Items from a dataset
# # # # # # #

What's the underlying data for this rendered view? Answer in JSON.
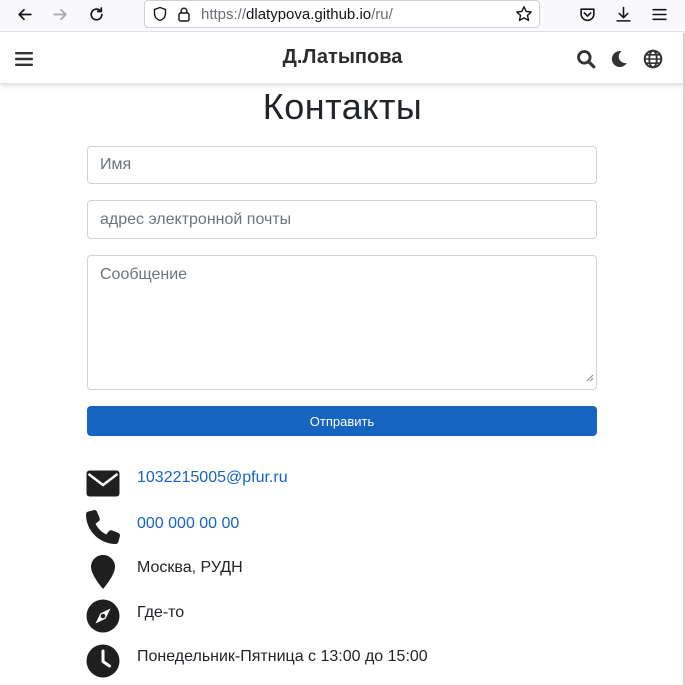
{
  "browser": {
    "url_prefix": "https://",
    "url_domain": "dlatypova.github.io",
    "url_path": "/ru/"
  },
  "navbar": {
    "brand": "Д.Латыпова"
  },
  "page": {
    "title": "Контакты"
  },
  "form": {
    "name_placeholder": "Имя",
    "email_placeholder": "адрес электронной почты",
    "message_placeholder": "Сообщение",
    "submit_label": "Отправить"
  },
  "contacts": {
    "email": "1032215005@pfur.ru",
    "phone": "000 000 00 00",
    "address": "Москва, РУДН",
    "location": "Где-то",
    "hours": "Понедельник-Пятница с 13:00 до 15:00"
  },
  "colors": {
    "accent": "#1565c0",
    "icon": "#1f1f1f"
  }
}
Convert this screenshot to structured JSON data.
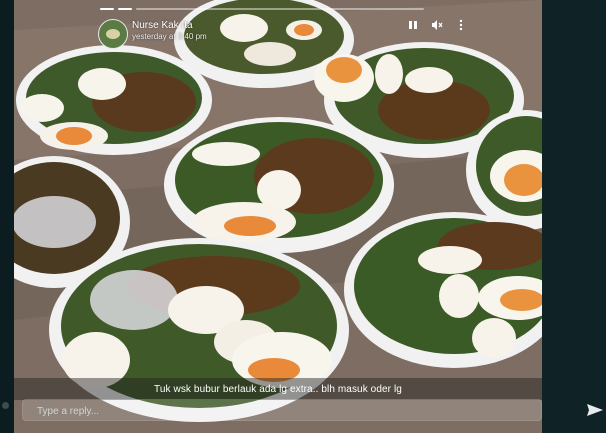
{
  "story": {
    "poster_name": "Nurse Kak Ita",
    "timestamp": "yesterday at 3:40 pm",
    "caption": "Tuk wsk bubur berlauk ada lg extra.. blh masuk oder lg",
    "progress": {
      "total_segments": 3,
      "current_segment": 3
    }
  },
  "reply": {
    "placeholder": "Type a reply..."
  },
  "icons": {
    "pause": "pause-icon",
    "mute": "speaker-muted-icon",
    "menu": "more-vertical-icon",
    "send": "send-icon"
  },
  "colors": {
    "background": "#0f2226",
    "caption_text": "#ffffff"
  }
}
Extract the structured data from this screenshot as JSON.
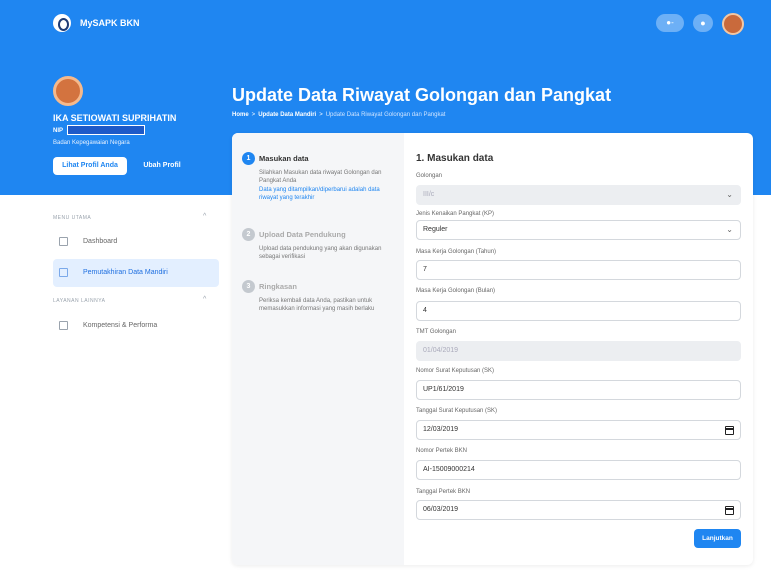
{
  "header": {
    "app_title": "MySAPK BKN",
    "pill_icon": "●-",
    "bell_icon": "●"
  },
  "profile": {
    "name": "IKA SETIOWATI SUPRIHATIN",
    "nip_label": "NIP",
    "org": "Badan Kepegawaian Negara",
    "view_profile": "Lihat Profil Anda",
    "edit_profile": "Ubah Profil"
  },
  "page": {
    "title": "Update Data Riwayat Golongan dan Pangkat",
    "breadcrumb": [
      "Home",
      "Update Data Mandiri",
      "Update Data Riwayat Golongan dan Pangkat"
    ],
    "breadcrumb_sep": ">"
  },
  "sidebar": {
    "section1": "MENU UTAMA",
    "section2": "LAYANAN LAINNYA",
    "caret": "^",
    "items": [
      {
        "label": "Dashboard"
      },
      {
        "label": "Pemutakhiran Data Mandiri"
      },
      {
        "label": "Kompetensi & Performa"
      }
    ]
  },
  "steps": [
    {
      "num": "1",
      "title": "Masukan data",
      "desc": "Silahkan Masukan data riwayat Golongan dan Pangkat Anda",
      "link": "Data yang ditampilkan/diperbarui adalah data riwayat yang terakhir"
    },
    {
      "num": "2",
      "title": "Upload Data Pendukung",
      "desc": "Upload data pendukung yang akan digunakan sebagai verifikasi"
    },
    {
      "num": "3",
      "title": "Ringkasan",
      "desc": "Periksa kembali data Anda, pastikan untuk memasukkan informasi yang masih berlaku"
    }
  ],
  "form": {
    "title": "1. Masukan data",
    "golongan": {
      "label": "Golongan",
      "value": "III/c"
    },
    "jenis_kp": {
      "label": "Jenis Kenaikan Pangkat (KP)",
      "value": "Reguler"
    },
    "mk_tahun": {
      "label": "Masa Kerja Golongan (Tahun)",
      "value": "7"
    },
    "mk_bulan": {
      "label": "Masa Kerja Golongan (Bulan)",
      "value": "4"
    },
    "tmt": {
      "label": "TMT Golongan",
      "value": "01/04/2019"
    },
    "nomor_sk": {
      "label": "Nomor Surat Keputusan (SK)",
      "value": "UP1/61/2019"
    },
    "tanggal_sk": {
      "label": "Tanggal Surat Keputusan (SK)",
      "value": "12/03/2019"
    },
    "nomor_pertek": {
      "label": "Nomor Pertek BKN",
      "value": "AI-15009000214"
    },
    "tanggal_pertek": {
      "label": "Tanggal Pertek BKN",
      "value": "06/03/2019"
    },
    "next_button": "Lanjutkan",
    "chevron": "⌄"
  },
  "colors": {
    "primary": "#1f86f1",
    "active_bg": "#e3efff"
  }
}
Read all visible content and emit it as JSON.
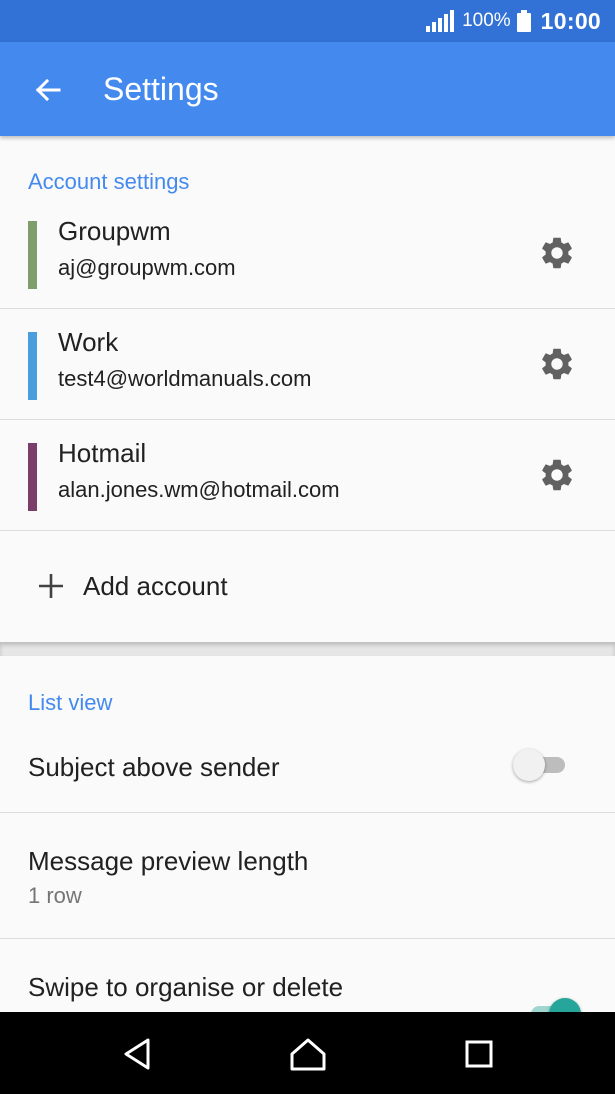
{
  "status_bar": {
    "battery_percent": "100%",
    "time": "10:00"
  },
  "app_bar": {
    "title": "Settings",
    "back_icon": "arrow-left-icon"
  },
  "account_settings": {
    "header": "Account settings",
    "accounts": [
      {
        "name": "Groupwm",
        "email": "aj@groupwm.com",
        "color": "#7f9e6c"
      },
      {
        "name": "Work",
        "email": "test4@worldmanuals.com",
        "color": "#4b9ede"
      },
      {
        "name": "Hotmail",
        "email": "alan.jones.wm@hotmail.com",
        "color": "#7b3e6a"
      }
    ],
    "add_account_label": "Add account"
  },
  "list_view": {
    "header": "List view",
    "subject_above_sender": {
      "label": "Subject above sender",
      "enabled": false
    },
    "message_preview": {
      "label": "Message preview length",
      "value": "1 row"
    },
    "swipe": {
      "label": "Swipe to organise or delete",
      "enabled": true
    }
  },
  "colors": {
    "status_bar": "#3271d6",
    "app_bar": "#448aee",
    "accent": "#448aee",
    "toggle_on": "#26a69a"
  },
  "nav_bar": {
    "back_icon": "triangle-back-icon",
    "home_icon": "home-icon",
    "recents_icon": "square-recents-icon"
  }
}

# # # # # # #

Directions for this task
Every line should be retyped exactly, with the pictures omitted.

Response
What's the underlying data for this rendered view? Answer in JSON.
{
  "browser": {
    "url_prefix": "https://",
    "url_domain": "dlatypova.github.io",
    "url_path": "/ru/"
  },
  "navbar": {
    "brand": "Д.Латыпова"
  },
  "page": {
    "title": "Контакты"
  },
  "form": {
    "name_placeholder": "Имя",
    "email_placeholder": "адрес электронной почты",
    "message_placeholder": "Сообщение",
    "submit_label": "Отправить"
  },
  "contacts": {
    "email": "1032215005@pfur.ru",
    "phone": "000 000 00 00",
    "address": "Москва, РУДН",
    "location": "Где-то",
    "hours": "Понедельник-Пятница с 13:00 до 15:00"
  },
  "colors": {
    "accent": "#1565c0",
    "icon": "#1f1f1f"
  }
}
Convert this screenshot to structured JSON data.
{
  "story": {
    "poster_name": "Nurse Kak Ita",
    "timestamp": "yesterday at 3:40 pm",
    "caption": "Tuk wsk bubur berlauk ada lg extra.. blh masuk oder lg",
    "progress": {
      "total_segments": 3,
      "current_segment": 3
    }
  },
  "reply": {
    "placeholder": "Type a reply..."
  },
  "icons": {
    "pause": "pause-icon",
    "mute": "speaker-muted-icon",
    "menu": "more-vertical-icon",
    "send": "send-icon"
  },
  "colors": {
    "background": "#0f2226",
    "caption_text": "#ffffff"
  }
}
Extract the structured data from this screenshot as JSON.
{
  "header": {
    "app_title": "MySAPK BKN",
    "pill_icon": "●-",
    "bell_icon": "●"
  },
  "profile": {
    "name": "IKA SETIOWATI SUPRIHATIN",
    "nip_label": "NIP",
    "org": "Badan Kepegawaian Negara",
    "view_profile": "Lihat Profil Anda",
    "edit_profile": "Ubah Profil"
  },
  "page": {
    "title": "Update Data Riwayat Golongan dan Pangkat",
    "breadcrumb": [
      "Home",
      "Update Data Mandiri",
      "Update Data Riwayat Golongan dan Pangkat"
    ],
    "breadcrumb_sep": ">"
  },
  "sidebar": {
    "section1": "MENU UTAMA",
    "section2": "LAYANAN LAINNYA",
    "caret": "^",
    "items": [
      {
        "label": "Dashboard"
      },
      {
        "label": "Pemutakhiran Data Mandiri"
      },
      {
        "label": "Kompetensi & Performa"
      }
    ]
  },
  "steps": [
    {
      "num": "1",
      "title": "Masukan data",
      "desc": "Silahkan Masukan data riwayat Golongan dan Pangkat Anda",
      "link": "Data yang ditampilkan/diperbarui adalah data riwayat yang terakhir"
    },
    {
      "num": "2",
      "title": "Upload Data Pendukung",
      "desc": "Upload data pendukung yang akan digunakan sebagai verifikasi"
    },
    {
      "num": "3",
      "title": "Ringkasan",
      "desc": "Periksa kembali data Anda, pastikan untuk memasukkan informasi yang masih berlaku"
    }
  ],
  "form": {
    "title": "1. Masukan data",
    "golongan": {
      "label": "Golongan",
      "value": "III/c"
    },
    "jenis_kp": {
      "label": "Jenis Kenaikan Pangkat (KP)",
      "value": "Reguler"
    },
    "mk_tahun": {
      "label": "Masa Kerja Golongan (Tahun)",
      "value": "7"
    },
    "mk_bulan": {
      "label": "Masa Kerja Golongan (Bulan)",
      "value": "4"
    },
    "tmt": {
      "label": "TMT Golongan",
      "value": "01/04/2019"
    },
    "nomor_sk": {
      "label": "Nomor Surat Keputusan (SK)",
      "value": "UP1/61/2019"
    },
    "tanggal_sk": {
      "label": "Tanggal Surat Keputusan (SK)",
      "value": "12/03/2019"
    },
    "nomor_pertek": {
      "label": "Nomor Pertek BKN",
      "value": "AI-15009000214"
    },
    "tanggal_pertek": {
      "label": "Tanggal Pertek BKN",
      "value": "06/03/2019"
    },
    "next_button": "Lanjutkan",
    "chevron": "⌄"
  },
  "colors": {
    "primary": "#1f86f1",
    "active_bg": "#e3efff"
  }
}
Read all visible content and emit it as JSON.
{
  "status_bar": {
    "battery_percent": "100%",
    "time": "10:00"
  },
  "app_bar": {
    "title": "Settings",
    "back_icon": "arrow-left-icon"
  },
  "account_settings": {
    "header": "Account settings",
    "accounts": [
      {
        "name": "Groupwm",
        "email": "aj@groupwm.com",
        "color": "#7f9e6c"
      },
      {
        "name": "Work",
        "email": "test4@worldmanuals.com",
        "color": "#4b9ede"
      },
      {
        "name": "Hotmail",
        "email": "alan.jones.wm@hotmail.com",
        "color": "#7b3e6a"
      }
    ],
    "add_account_label": "Add account"
  },
  "list_view": {
    "header": "List view",
    "subject_above_sender": {
      "label": "Subject above sender",
      "enabled": false
    },
    "message_preview": {
      "label": "Message preview length",
      "value": "1 row"
    },
    "swipe": {
      "label": "Swipe to organise or delete",
      "enabled": true
    }
  },
  "colors": {
    "status_bar": "#3271d6",
    "app_bar": "#448aee",
    "accent": "#448aee",
    "toggle_on": "#26a69a"
  },
  "nav_bar": {
    "back_icon": "triangle-back-icon",
    "home_icon": "home-icon",
    "recents_icon": "square-recents-icon"
  }
}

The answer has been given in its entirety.